# START OF Extracted information
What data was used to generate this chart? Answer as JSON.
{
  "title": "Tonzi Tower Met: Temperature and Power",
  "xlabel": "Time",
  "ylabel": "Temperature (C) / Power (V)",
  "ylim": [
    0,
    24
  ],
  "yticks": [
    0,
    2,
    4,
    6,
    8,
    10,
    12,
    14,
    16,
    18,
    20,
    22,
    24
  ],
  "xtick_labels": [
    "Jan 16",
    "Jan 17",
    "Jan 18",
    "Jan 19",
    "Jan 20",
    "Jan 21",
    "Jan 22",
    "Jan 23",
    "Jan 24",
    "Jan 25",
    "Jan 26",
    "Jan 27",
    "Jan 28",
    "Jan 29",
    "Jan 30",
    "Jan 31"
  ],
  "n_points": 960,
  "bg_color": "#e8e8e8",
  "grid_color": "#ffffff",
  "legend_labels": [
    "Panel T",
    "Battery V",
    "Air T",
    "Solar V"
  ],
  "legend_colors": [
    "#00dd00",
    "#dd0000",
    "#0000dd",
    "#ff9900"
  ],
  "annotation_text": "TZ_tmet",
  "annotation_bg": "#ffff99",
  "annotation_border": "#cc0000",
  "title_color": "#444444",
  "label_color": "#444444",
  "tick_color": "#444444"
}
# END OF Extracted information
> [To do]: Retype the listing. Match it exactly.

> [Task result]:
What data was used to generate this chart? Answer as JSON.
{
  "title": "Tonzi Tower Met: Temperature and Power",
  "xlabel": "Time",
  "ylabel": "Temperature (C) / Power (V)",
  "ylim": [
    0,
    24
  ],
  "yticks": [
    0,
    2,
    4,
    6,
    8,
    10,
    12,
    14,
    16,
    18,
    20,
    22,
    24
  ],
  "xtick_labels": [
    "Jan 16",
    "Jan 17",
    "Jan 18",
    "Jan 19",
    "Jan 20",
    "Jan 21",
    "Jan 22",
    "Jan 23",
    "Jan 24",
    "Jan 25",
    "Jan 26",
    "Jan 27",
    "Jan 28",
    "Jan 29",
    "Jan 30",
    "Jan 31"
  ],
  "n_points": 960,
  "bg_color": "#e8e8e8",
  "grid_color": "#ffffff",
  "legend_labels": [
    "Panel T",
    "Battery V",
    "Air T",
    "Solar V"
  ],
  "legend_colors": [
    "#00dd00",
    "#dd0000",
    "#0000dd",
    "#ff9900"
  ],
  "annotation_text": "TZ_tmet",
  "annotation_bg": "#ffff99",
  "annotation_border": "#cc0000",
  "title_color": "#444444",
  "label_color": "#444444",
  "tick_color": "#444444"
}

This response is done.